● SHORT PROBLEM: Note how many lines hold the string "wieńcami" and give that number without any other words.
....................
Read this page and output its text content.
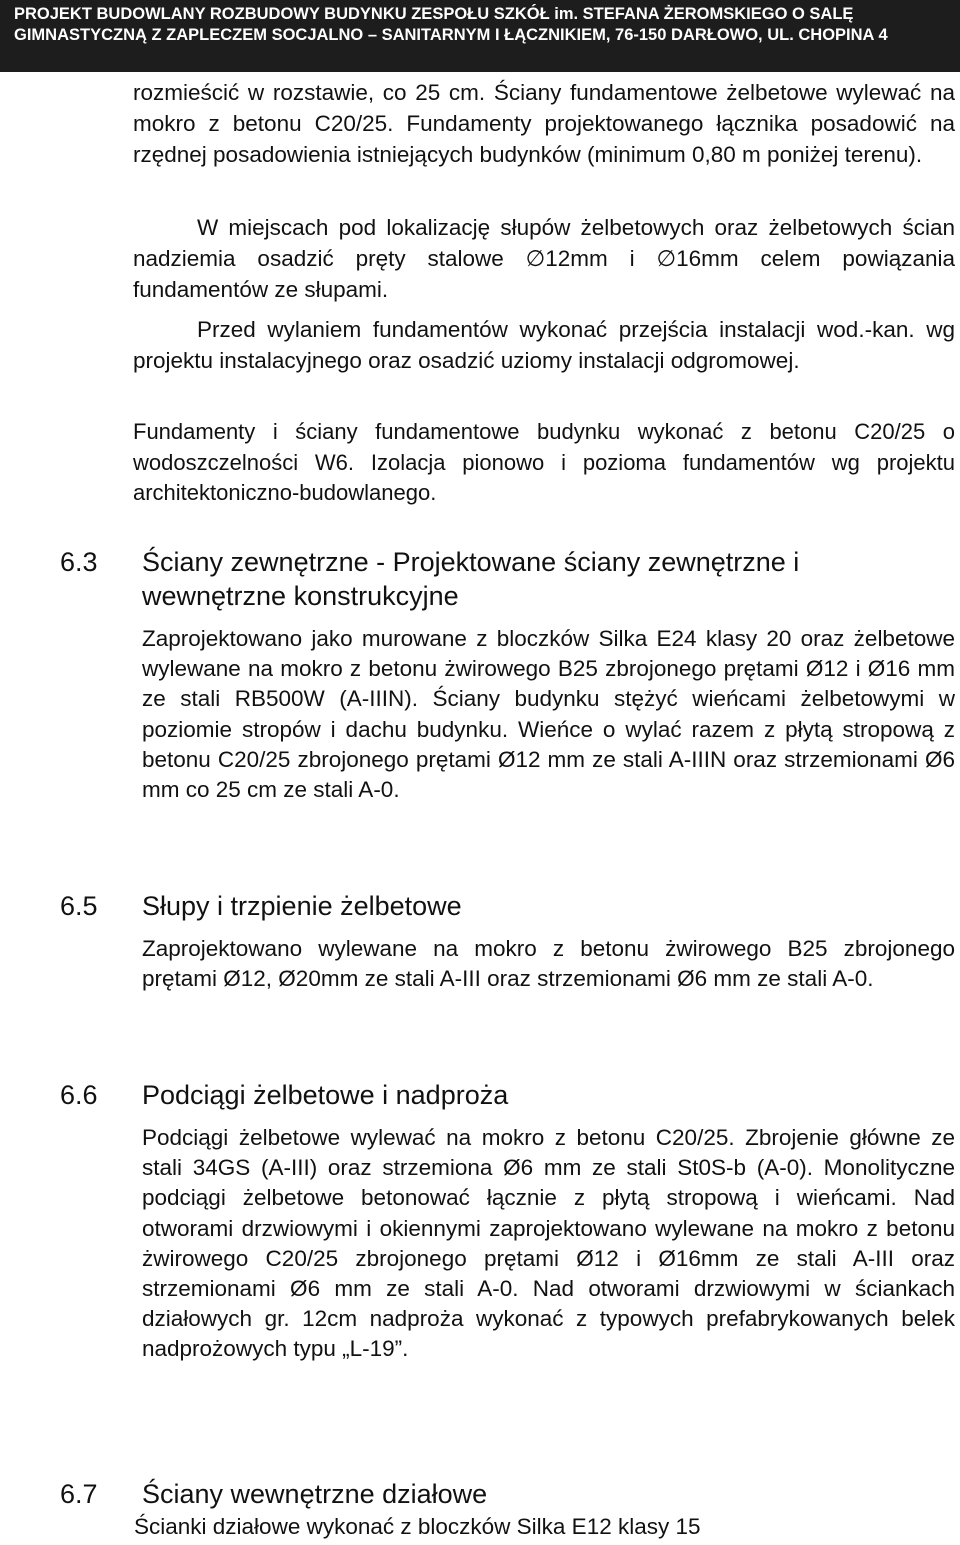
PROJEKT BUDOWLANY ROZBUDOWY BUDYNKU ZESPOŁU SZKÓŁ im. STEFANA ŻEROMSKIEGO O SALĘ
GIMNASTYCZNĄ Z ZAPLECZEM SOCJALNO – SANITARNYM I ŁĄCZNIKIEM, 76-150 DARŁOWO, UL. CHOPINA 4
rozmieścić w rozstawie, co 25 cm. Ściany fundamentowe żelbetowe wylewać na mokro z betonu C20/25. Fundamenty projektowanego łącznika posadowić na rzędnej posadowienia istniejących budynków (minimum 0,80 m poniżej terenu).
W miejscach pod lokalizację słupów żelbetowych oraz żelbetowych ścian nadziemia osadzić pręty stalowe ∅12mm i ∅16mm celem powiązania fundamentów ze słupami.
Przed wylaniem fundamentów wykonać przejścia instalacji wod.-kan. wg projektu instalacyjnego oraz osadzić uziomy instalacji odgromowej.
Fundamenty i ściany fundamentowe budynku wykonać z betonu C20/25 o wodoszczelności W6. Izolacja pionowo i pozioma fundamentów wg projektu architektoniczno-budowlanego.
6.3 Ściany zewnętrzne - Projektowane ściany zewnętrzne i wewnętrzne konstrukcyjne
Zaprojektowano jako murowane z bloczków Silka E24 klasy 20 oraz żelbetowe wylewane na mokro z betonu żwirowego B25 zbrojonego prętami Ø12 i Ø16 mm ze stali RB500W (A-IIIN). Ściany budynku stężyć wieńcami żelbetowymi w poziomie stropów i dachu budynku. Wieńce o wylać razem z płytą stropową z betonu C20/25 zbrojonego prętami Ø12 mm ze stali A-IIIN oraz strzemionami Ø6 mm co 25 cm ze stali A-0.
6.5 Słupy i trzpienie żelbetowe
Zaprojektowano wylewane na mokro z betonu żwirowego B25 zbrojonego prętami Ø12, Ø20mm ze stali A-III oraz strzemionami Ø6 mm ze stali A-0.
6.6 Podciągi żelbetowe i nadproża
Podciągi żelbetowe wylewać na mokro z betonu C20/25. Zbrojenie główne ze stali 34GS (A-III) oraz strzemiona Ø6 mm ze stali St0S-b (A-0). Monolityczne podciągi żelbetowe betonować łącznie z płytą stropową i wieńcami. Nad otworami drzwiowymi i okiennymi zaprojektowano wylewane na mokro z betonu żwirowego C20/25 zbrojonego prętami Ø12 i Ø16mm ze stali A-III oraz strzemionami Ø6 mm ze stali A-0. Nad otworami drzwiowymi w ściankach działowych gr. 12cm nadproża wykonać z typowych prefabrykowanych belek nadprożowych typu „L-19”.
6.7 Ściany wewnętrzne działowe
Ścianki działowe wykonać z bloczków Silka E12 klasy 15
....................
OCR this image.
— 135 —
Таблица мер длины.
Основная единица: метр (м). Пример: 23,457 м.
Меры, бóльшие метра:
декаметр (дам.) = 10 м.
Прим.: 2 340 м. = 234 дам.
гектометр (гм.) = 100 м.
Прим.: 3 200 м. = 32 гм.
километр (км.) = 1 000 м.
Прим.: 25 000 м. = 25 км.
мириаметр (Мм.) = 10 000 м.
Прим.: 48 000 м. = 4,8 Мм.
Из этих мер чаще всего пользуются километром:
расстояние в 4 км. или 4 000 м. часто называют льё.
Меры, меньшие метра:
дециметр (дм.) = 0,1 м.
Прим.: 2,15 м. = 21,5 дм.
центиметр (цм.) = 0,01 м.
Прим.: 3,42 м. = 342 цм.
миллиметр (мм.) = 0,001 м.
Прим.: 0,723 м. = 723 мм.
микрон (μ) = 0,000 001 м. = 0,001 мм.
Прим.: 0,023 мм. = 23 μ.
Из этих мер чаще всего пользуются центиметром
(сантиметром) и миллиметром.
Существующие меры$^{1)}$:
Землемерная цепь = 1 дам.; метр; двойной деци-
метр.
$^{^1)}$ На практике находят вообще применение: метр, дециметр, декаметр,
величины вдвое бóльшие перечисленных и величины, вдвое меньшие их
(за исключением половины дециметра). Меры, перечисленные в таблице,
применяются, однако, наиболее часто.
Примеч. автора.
....................
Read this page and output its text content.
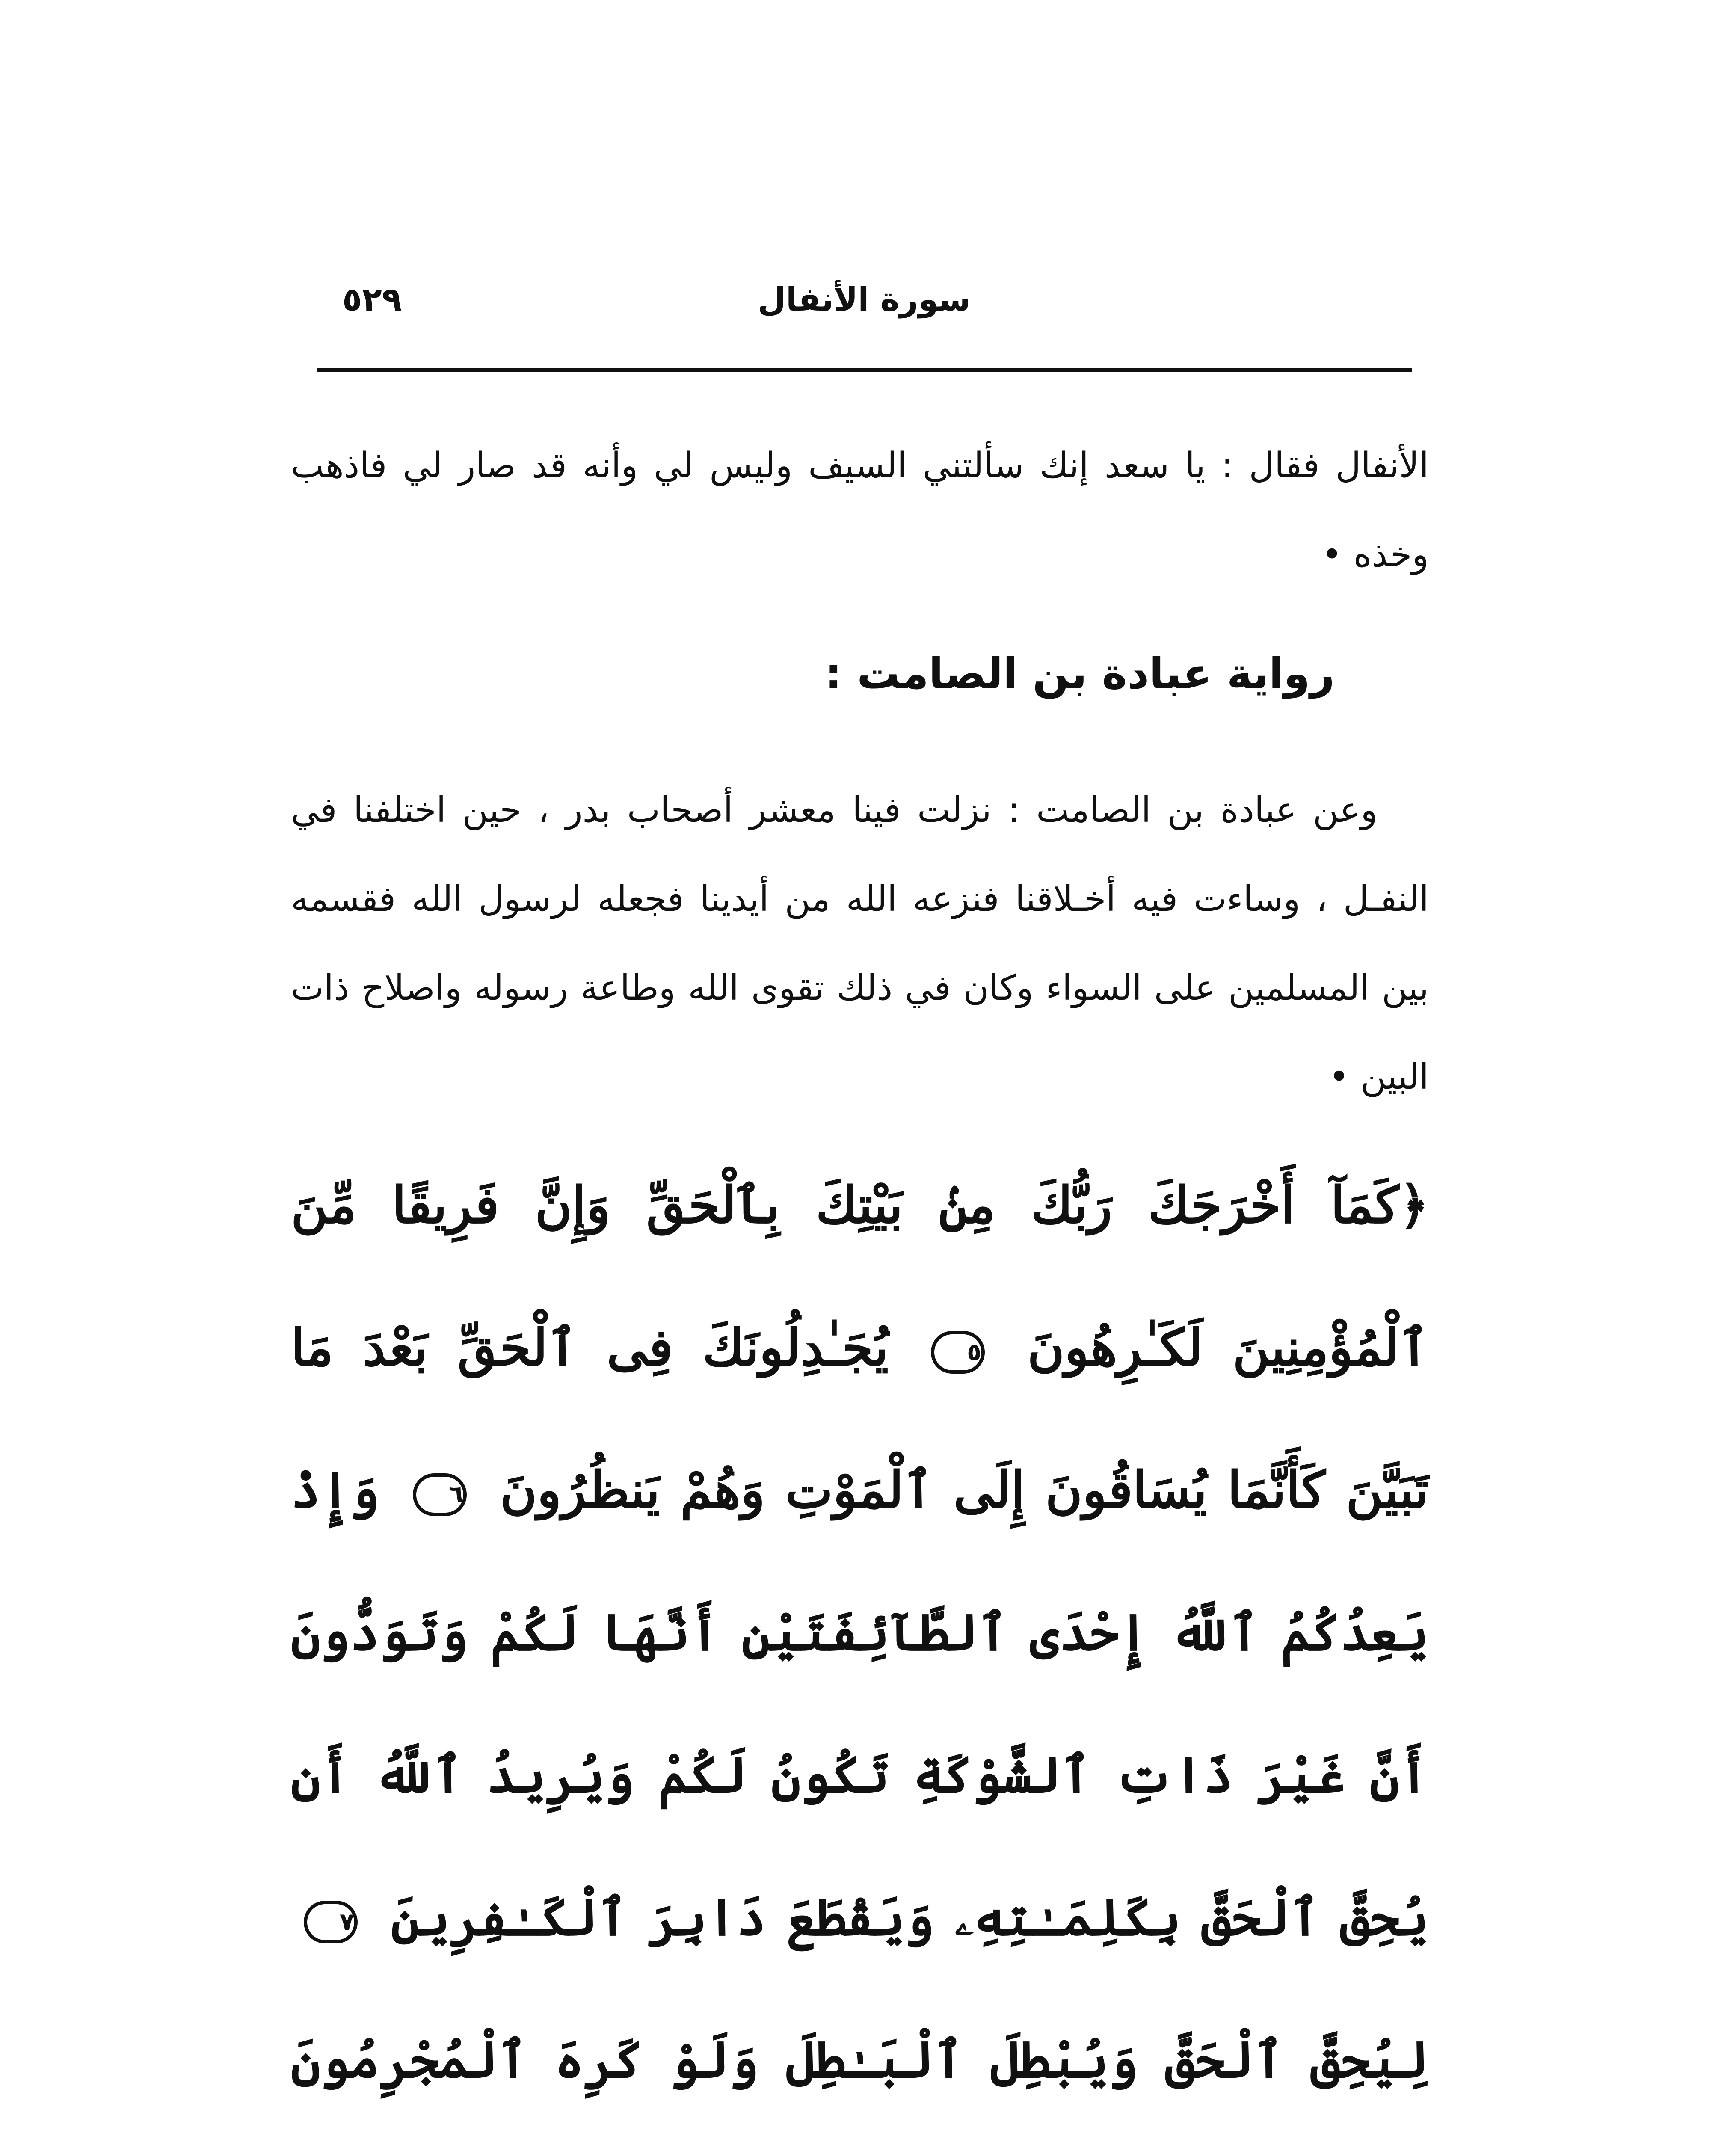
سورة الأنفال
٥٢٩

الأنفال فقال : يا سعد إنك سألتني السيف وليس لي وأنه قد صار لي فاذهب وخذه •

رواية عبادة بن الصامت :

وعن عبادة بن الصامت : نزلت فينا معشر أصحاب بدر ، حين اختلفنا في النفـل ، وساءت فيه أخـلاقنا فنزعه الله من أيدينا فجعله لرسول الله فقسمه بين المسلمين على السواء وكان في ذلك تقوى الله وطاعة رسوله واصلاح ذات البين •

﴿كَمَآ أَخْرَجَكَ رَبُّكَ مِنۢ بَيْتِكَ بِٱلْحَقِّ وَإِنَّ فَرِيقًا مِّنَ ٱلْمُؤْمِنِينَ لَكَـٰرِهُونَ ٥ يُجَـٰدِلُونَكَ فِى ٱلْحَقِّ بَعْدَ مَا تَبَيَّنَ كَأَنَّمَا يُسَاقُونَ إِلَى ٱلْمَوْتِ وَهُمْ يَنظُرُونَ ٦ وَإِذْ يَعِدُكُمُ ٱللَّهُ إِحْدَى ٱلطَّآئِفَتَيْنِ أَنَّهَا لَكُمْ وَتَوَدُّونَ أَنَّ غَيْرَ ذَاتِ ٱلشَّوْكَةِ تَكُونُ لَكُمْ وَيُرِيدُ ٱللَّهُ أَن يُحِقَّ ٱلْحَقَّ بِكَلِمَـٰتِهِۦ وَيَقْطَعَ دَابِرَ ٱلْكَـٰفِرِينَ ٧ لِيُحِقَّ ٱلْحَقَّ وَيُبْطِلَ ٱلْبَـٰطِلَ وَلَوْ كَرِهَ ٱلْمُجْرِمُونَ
....................
● OUTPUT FOR THIS TASK: 2